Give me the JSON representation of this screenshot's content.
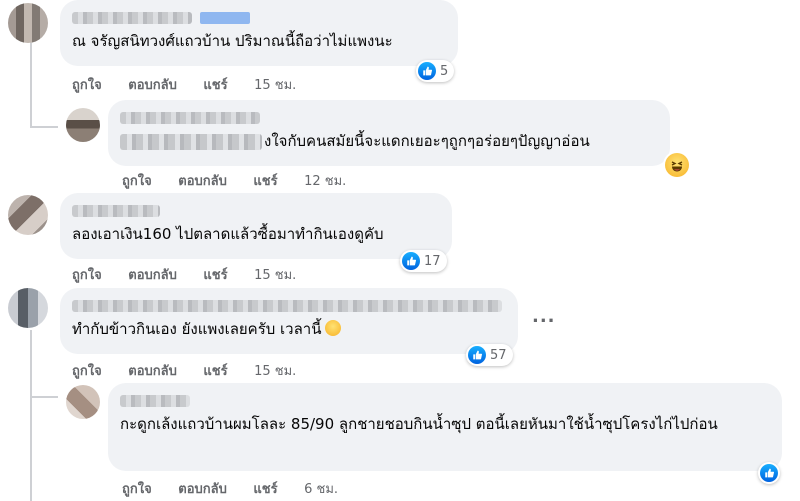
{
  "comments": [
    {
      "text": "ณ จรัญสนิทวงศ์แถวบ้าน ปริมาณนี้ถือว่าไม่แพงนะ",
      "like": "ถูกใจ",
      "reply": "ตอบกลับ",
      "share": "แชร์",
      "time": "15 ชม.",
      "reaction_count": "5"
    },
    {
      "text": "งใจกับคนสมัยนี้จะแดกเยอะๆถูกๆอร่อยๆปัญญาอ่อน",
      "like": "ถูกใจ",
      "reply": "ตอบกลับ",
      "share": "แชร์",
      "time": "12 ชม."
    },
    {
      "text": "ลองเอาเงิน160 ไปตลาดแล้วซื้อมาทำกินเองดูคับ",
      "like": "ถูกใจ",
      "reply": "ตอบกลับ",
      "share": "แชร์",
      "time": "15 ชม.",
      "reaction_count": "17"
    },
    {
      "text": "ทำกับข้าวกินเอง ยังแพงเลยครับ เวลานี้",
      "like": "ถูกใจ",
      "reply": "ตอบกลับ",
      "share": "แชร์",
      "time": "15 ชม.",
      "reaction_count": "57",
      "more": "..."
    },
    {
      "text": "กะดูกเล้งแถวบ้านผมโลละ 85/90 ลูกชายชอบกินน้ำซุป ตอนี้เลยหันมาใช้น้ำซุปโครงไก่ไปก่อน",
      "like": "ถูกใจ",
      "reply": "ตอบกลับ",
      "share": "แชร์",
      "time": "6 ชม."
    }
  ],
  "icons": {
    "like": "like-icon",
    "haha": "haha-icon",
    "more": "more-options-icon"
  },
  "colors": {
    "bubble": "#f0f2f5",
    "meta_text": "#65676b",
    "like_blue": "#0866ff"
  }
}
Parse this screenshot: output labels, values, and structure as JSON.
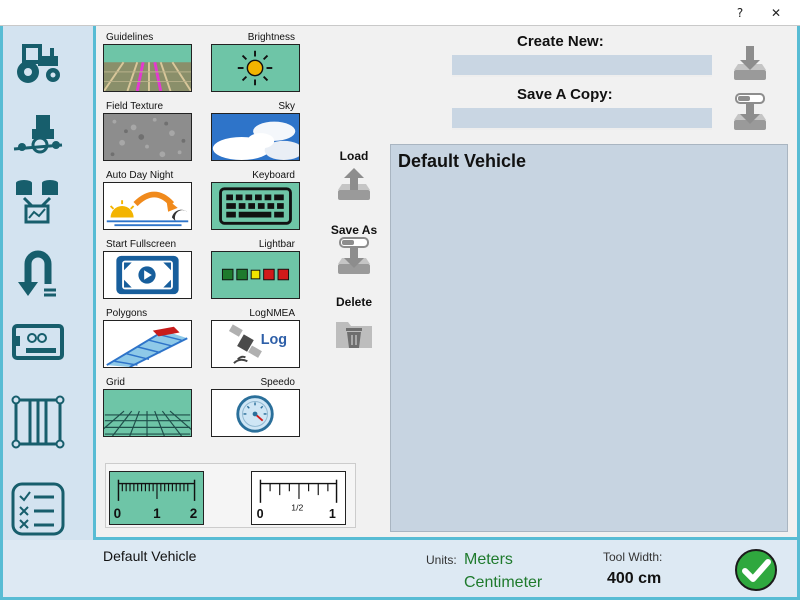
{
  "titlebar": {
    "help_label": "?",
    "close_label": "✕"
  },
  "sidebar": {
    "items": [
      {
        "name": "tractor-icon"
      },
      {
        "name": "implement-icon"
      },
      {
        "name": "data-sources-icon"
      },
      {
        "name": "uturn-icon"
      },
      {
        "name": "arduino-board-icon"
      },
      {
        "name": "tram-lines-icon"
      },
      {
        "name": "checklist-icon"
      }
    ]
  },
  "features": {
    "guidelines": "Guidelines",
    "brightness": "Brightness",
    "field_texture": "Field Texture",
    "sky": "Sky",
    "auto_day_night": "Auto Day Night",
    "keyboard": "Keyboard",
    "start_fullscreen": "Start Fullscreen",
    "lightbar": "Lightbar",
    "polygons": "Polygons",
    "lognmea": "LogNMEA",
    "grid": "Grid",
    "speedo": "Speedo"
  },
  "icon_text": {
    "log": "Log"
  },
  "metric_ruler": {
    "ticks": [
      "0",
      "1",
      "2"
    ]
  },
  "imperial_ruler": {
    "ticks": [
      "0",
      "1/2",
      "1"
    ]
  },
  "vehicle_actions": {
    "load": "Load",
    "save_as": "Save As",
    "delete": "Delete"
  },
  "create_new": {
    "label": "Create New:",
    "value": ""
  },
  "save_copy": {
    "label": "Save A Copy:",
    "value": ""
  },
  "vehicle_list": {
    "items": [
      "Default Vehicle"
    ]
  },
  "footer": {
    "current_vehicle": "Default Vehicle",
    "units_label": "Units:",
    "units_primary": "Meters",
    "units_secondary": "Centimeter",
    "tool_width_label": "Tool Width:",
    "tool_width_value": "400 cm"
  },
  "colors": {
    "accent": "#58bcd4",
    "teal": "#175e6c",
    "tile_green": "#6ec5a7",
    "ok_green": "#2fa83e"
  }
}
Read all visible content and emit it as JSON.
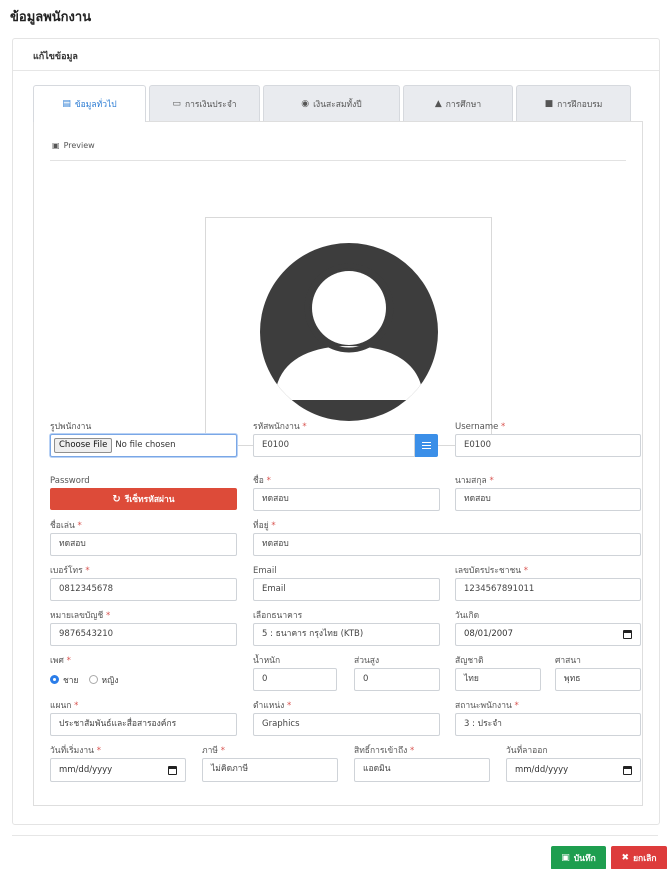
{
  "page_title": "ข้อมูลพนักงาน",
  "card_title": "แก้ไขข้อมูล",
  "tabs": [
    {
      "label": "ข้อมูลทั่วไป",
      "icon": "id-card-icon",
      "active": true
    },
    {
      "label": "การเงินประจำ",
      "icon": "money-icon",
      "active": false
    },
    {
      "label": "เงินสะสมทั้งปี",
      "icon": "piggy-bank-icon",
      "active": false
    },
    {
      "label": "การศึกษา",
      "icon": "graduation-cap-icon",
      "active": false
    },
    {
      "label": "การฝึกอบรม",
      "icon": "book-icon",
      "active": false
    }
  ],
  "preview_label": "Preview",
  "fields": {
    "photo": {
      "label": "รูปพนักงาน",
      "button": "Choose File",
      "status": "No file chosen"
    },
    "employee_code": {
      "label": "รหัสพนักงาน",
      "value": "E0100"
    },
    "username": {
      "label": "Username",
      "value": "E0100"
    },
    "password": {
      "label": "Password",
      "button": "รีเซ็ทรหัสผ่าน"
    },
    "first_name": {
      "label": "ชื่อ",
      "value": "ทดสอบ"
    },
    "last_name": {
      "label": "นามสกุล",
      "value": "ทดสอบ"
    },
    "nickname": {
      "label": "ชื่อเล่น",
      "value": "ทดสอบ"
    },
    "address": {
      "label": "ที่อยู่",
      "value": "ทดสอบ"
    },
    "phone": {
      "label": "เบอร์โทร",
      "value": "0812345678"
    },
    "email": {
      "label": "Email",
      "placeholder": "Email"
    },
    "id_card": {
      "label": "เลขบัตรประชาชน",
      "value": "1234567891011"
    },
    "account_no": {
      "label": "หมายเลขบัญชี",
      "value": "9876543210"
    },
    "bank": {
      "label": "เลือกธนาคาร",
      "value": "5 : ธนาคาร กรุงไทย (KTB)"
    },
    "birthday": {
      "label": "วันเกิด",
      "value": "08/01/2007"
    },
    "gender": {
      "label": "เพศ",
      "options": [
        "ชาย",
        "หญิง"
      ],
      "selected": "ชาย"
    },
    "weight": {
      "label": "น้ำหนัก",
      "value": "0"
    },
    "height": {
      "label": "ส่วนสูง",
      "value": "0"
    },
    "nationality": {
      "label": "สัญชาติ",
      "value": "ไทย"
    },
    "religion": {
      "label": "ศาสนา",
      "value": "พุทธ"
    },
    "department": {
      "label": "แผนก",
      "value": "ประชาสัมพันธ์และสื่อสารองค์กร"
    },
    "position": {
      "label": "ตำแหน่ง",
      "value": "Graphics"
    },
    "status": {
      "label": "สถานะพนักงาน",
      "value": "3 : ประจำ"
    },
    "start_date": {
      "label": "วันที่เริ่มงาน",
      "value": "mm/dd/yyyy"
    },
    "tax": {
      "label": "ภาษี",
      "value": "ไม่คิดภาษี"
    },
    "access": {
      "label": "สิทธิ์การเข้าถึง",
      "value": "แอดมิน"
    },
    "resign_date": {
      "label": "วันที่ลาออก",
      "value": "mm/dd/yyyy"
    }
  },
  "actions": {
    "save": "บันทึก",
    "cancel": "ยกเลิก"
  },
  "colors": {
    "primary": "#3b8fe8",
    "danger": "#dd4b39",
    "success": "#1e9e4f",
    "required": "#d9534f"
  }
}
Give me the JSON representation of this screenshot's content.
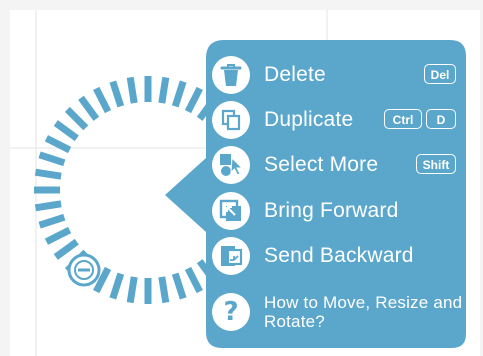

-- -- --

[Request]: Transcribe all the records above word for word, without their images.

[Answer]:
Give me the JSON representation of this screenshot's content.
{
  "comments": [
    {
      "text": "ณ จรัญสนิทวงศ์แถวบ้าน ปริมาณนี้ถือว่าไม่แพงนะ",
      "like": "ถูกใจ",
      "reply": "ตอบกลับ",
      "share": "แชร์",
      "time": "15 ชม.",
      "reaction_count": "5"
    },
    {
      "text": "งใจกับคนสมัยนี้จะแดกเยอะๆถูกๆอร่อยๆปัญญาอ่อน",
      "like": "ถูกใจ",
      "reply": "ตอบกลับ",
      "share": "แชร์",
      "time": "12 ชม."
    },
    {
      "text": "ลองเอาเงิน160 ไปตลาดแล้วซื้อมาทำกินเองดูคับ",
      "like": "ถูกใจ",
      "reply": "ตอบกลับ",
      "share": "แชร์",
      "time": "15 ชม.",
      "reaction_count": "17"
    },
    {
      "text": "ทำกับข้าวกินเอง ยังแพงเลยครับ เวลานี้",
      "like": "ถูกใจ",
      "reply": "ตอบกลับ",
      "share": "แชร์",
      "time": "15 ชม.",
      "reaction_count": "57",
      "more": "..."
    },
    {
      "text": "กะดูกเล้งแถวบ้านผมโลละ 85/90 ลูกชายชอบกินน้ำซุป ตอนี้เลยหันมาใช้น้ำซุปโครงไก่ไปก่อน",
      "like": "ถูกใจ",
      "reply": "ตอบกลับ",
      "share": "แชร์",
      "time": "6 ชม."
    }
  ],
  "icons": {
    "like": "like-icon",
    "haha": "haha-icon",
    "more": "more-options-icon"
  },
  "colors": {
    "bubble": "#f0f2f5",
    "meta_text": "#65676b",
    "like_blue": "#0866ff"
  }
}
Parse this screenshot: output labels, values, and structure as JSON.
{
  "titlebar": {
    "help_label": "?",
    "close_label": "✕"
  },
  "sidebar": {
    "items": [
      {
        "name": "tractor-icon"
      },
      {
        "name": "implement-icon"
      },
      {
        "name": "data-sources-icon"
      },
      {
        "name": "uturn-icon"
      },
      {
        "name": "arduino-board-icon"
      },
      {
        "name": "tram-lines-icon"
      },
      {
        "name": "checklist-icon"
      }
    ]
  },
  "features": {
    "guidelines": "Guidelines",
    "brightness": "Brightness",
    "field_texture": "Field Texture",
    "sky": "Sky",
    "auto_day_night": "Auto Day Night",
    "keyboard": "Keyboard",
    "start_fullscreen": "Start Fullscreen",
    "lightbar": "Lightbar",
    "polygons": "Polygons",
    "lognmea": "LogNMEA",
    "grid": "Grid",
    "speedo": "Speedo"
  },
  "icon_text": {
    "log": "Log"
  },
  "metric_ruler": {
    "ticks": [
      "0",
      "1",
      "2"
    ]
  },
  "imperial_ruler": {
    "ticks": [
      "0",
      "1/2",
      "1"
    ]
  },
  "vehicle_actions": {
    "load": "Load",
    "save_as": "Save As",
    "delete": "Delete"
  },
  "create_new": {
    "label": "Create New:",
    "value": ""
  },
  "save_copy": {
    "label": "Save A Copy:",
    "value": ""
  },
  "vehicle_list": {
    "items": [
      "Default Vehicle"
    ]
  },
  "footer": {
    "current_vehicle": "Default Vehicle",
    "units_label": "Units:",
    "units_primary": "Meters",
    "units_secondary": "Centimeter",
    "tool_width_label": "Tool Width:",
    "tool_width_value": "400 cm"
  },
  "colors": {
    "accent": "#58bcd4",
    "teal": "#175e6c",
    "tile_green": "#6ec5a7",
    "ok_green": "#2fa83e"
  }
}
Read all visible content and emit it as JSON.
{
  "page_title": "ข้อมูลพนักงาน",
  "card_title": "แก้ไขข้อมูล",
  "tabs": [
    {
      "label": "ข้อมูลทั่วไป",
      "icon": "id-card-icon",
      "active": true
    },
    {
      "label": "การเงินประจำ",
      "icon": "money-icon",
      "active": false
    },
    {
      "label": "เงินสะสมทั้งปี",
      "icon": "piggy-bank-icon",
      "active": false
    },
    {
      "label": "การศึกษา",
      "icon": "graduation-cap-icon",
      "active": false
    },
    {
      "label": "การฝึกอบรม",
      "icon": "book-icon",
      "active": false
    }
  ],
  "preview_label": "Preview",
  "fields": {
    "photo": {
      "label": "รูปพนักงาน",
      "button": "Choose File",
      "status": "No file chosen"
    },
    "employee_code": {
      "label": "รหัสพนักงาน",
      "value": "E0100"
    },
    "username": {
      "label": "Username",
      "value": "E0100"
    },
    "password": {
      "label": "Password",
      "button": "รีเซ็ทรหัสผ่าน"
    },
    "first_name": {
      "label": "ชื่อ",
      "value": "ทดสอบ"
    },
    "last_name": {
      "label": "นามสกุล",
      "value": "ทดสอบ"
    },
    "nickname": {
      "label": "ชื่อเล่น",
      "value": "ทดสอบ"
    },
    "address": {
      "label": "ที่อยู่",
      "value": "ทดสอบ"
    },
    "phone": {
      "label": "เบอร์โทร",
      "value": "0812345678"
    },
    "email": {
      "label": "Email",
      "placeholder": "Email"
    },
    "id_card": {
      "label": "เลขบัตรประชาชน",
      "value": "1234567891011"
    },
    "account_no": {
      "label": "หมายเลขบัญชี",
      "value": "9876543210"
    },
    "bank": {
      "label": "เลือกธนาคาร",
      "value": "5 : ธนาคาร กรุงไทย (KTB)"
    },
    "birthday": {
      "label": "วันเกิด",
      "value": "08/01/2007"
    },
    "gender": {
      "label": "เพศ",
      "options": [
        "ชาย",
        "หญิง"
      ],
      "selected": "ชาย"
    },
    "weight": {
      "label": "น้ำหนัก",
      "value": "0"
    },
    "height": {
      "label": "ส่วนสูง",
      "value": "0"
    },
    "nationality": {
      "label": "สัญชาติ",
      "value": "ไทย"
    },
    "religion": {
      "label": "ศาสนา",
      "value": "พุทธ"
    },
    "department": {
      "label": "แผนก",
      "value": "ประชาสัมพันธ์และสื่อสารองค์กร"
    },
    "position": {
      "label": "ตำแหน่ง",
      "value": "Graphics"
    },
    "status": {
      "label": "สถานะพนักงาน",
      "value": "3 : ประจำ"
    },
    "start_date": {
      "label": "วันที่เริ่มงาน",
      "value": "mm/dd/yyyy"
    },
    "tax": {
      "label": "ภาษี",
      "value": "ไม่คิดภาษี"
    },
    "access": {
      "label": "สิทธิ์การเข้าถึง",
      "value": "แอดมิน"
    },
    "resign_date": {
      "label": "วันที่ลาออก",
      "value": "mm/dd/yyyy"
    }
  },
  "actions": {
    "save": "บันทึก",
    "cancel": "ยกเลิก"
  },
  "colors": {
    "primary": "#3b8fe8",
    "danger": "#dd4b39",
    "success": "#1e9e4f",
    "required": "#d9534f"
  }
}
Give me the JSON representation of this screenshot's content.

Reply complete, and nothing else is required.